» Task statement
Look through the material and copy each line holding "this".

[Dataset records]
- - -

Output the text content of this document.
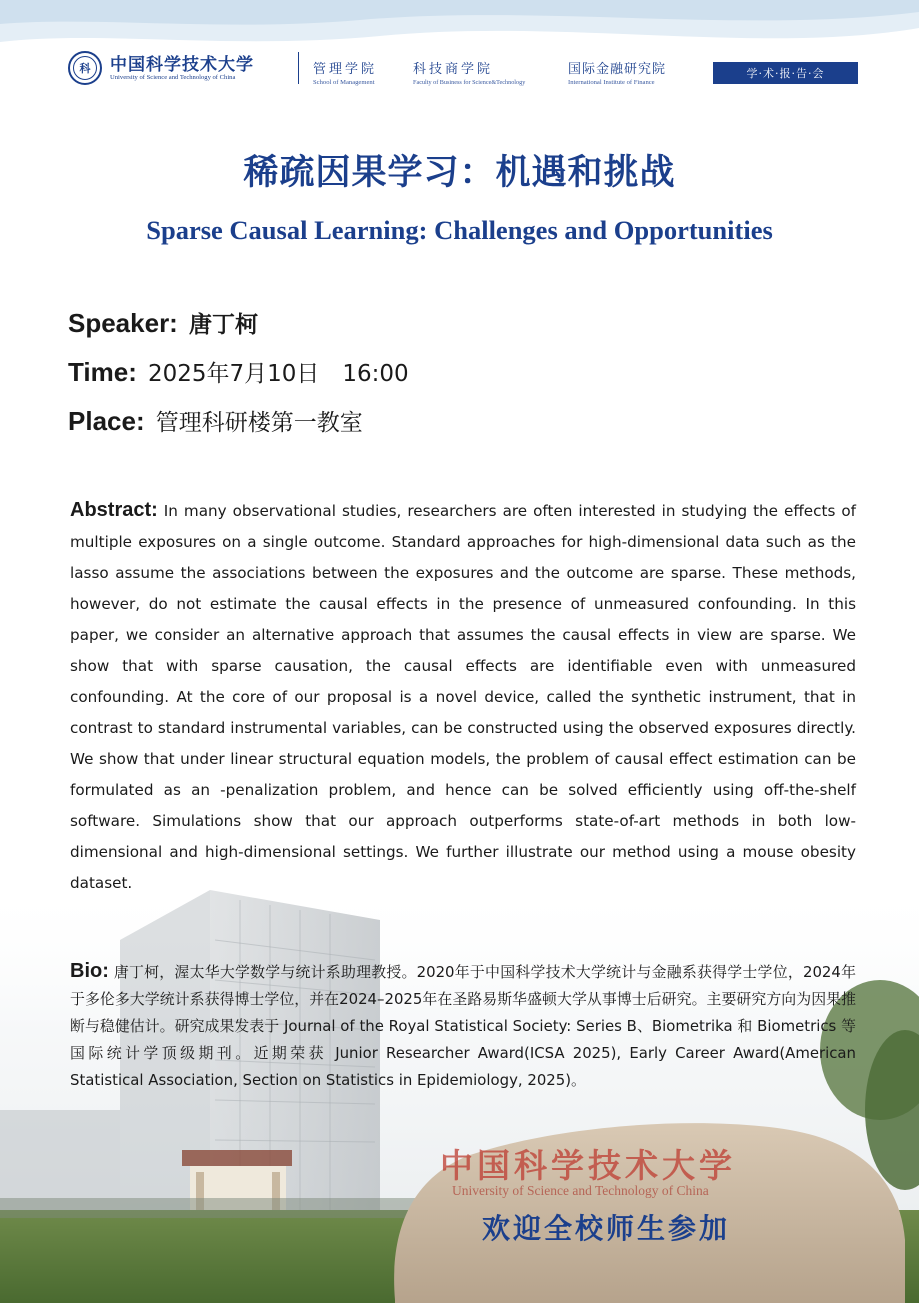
科	中国科学技术大学
University of Science and Technology of China
管理学院
School of Management
科技商学院
Faculty of Business for Science&Technology
国际金融研究院
International Institute of Finance
学·术·报·告·会
稀疏因果学习：机遇和挑战
Sparse Causal Learning: Challenges and Opportunities
Speaker: 唐丁柯
Time: 2025年7月10日　16:00
Place: 管理科研楼第一教室
Abstract: In many observational studies, researchers are often interested in studying the effects of multiple exposures on a single outcome. Standard approaches for high-dimensional data such as the lasso assume the associations between the exposures and the outcome are sparse. These methods, however, do not estimate the causal effects in the presence of unmeasured confounding. In this paper, we consider an alternative approach that assumes the causal effects in view are sparse. We show that with sparse causation, the causal effects are identifiable even with unmeasured confounding. At the core of our proposal is a novel device, called the synthetic instrument, that in contrast to standard instrumental variables, can be constructed using the observed exposures directly. We show that under linear structural equation models, the problem of causal effect estimation can be formulated as an -penalization problem, and hence can be solved efficiently using off-the-shelf software. Simulations show that our approach outperforms state-of-art methods in both low-dimensional and high-dimensional settings. We further illustrate our method using a mouse obesity dataset.
Bio: 唐丁柯，渥太华大学数学与统计系助理教授。2020年于中国科学技术大学统计与金融系获得学士学位，2024年于多伦多大学统计系获得博士学位，并在2024–2025年在圣路易斯华盛顿大学从事博士后研究。主要研究方向为因果推断与稳健估计。研究成果发表于 Journal of the Royal Statistical Society: Series B、Biometrika 和 Biometrics 等国际统计学顶级期刊。近期荣获 Junior Researcher Award(ICSA 2025), Early Career Award(American Statistical Association, Section on Statistics in Epidemiology, 2025)。
中国科学技术大学
University of Science and Technology of China
欢迎全校师生参加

- - -

» Result of the exercise
Output the text content of this document.
Abstract: In many observational studies, researchers are often interested in studying the effects of multiple exposures on a single outcome. Standard approaches for high-dimensional data such as the lasso assume the associations between the exposures and the outcome are sparse. These methods, however, do not estimate the causal effects in the presence of unmeasured confounding. In this paper, we consider an alternative approach that assumes the causal effects in view are sparse. We show that with sparse causation, the causal effects are identifiable even with unmeasured confounding. At the core of our proposal is a novel device, called the synthetic instrument, that in contrast to standard instrumental variables, can be constructed using the observed exposures directly. We show that under linear structural equation models, the problem of causal effect estimation can be formulated as an -penalization problem, and hence can be solved efficiently using off-the-shelf software. Simulations show that our approach outperforms state-of-art methods in both low-dimensional and high-dimensional settings. We further illustrate our method using a mouse obesity dataset.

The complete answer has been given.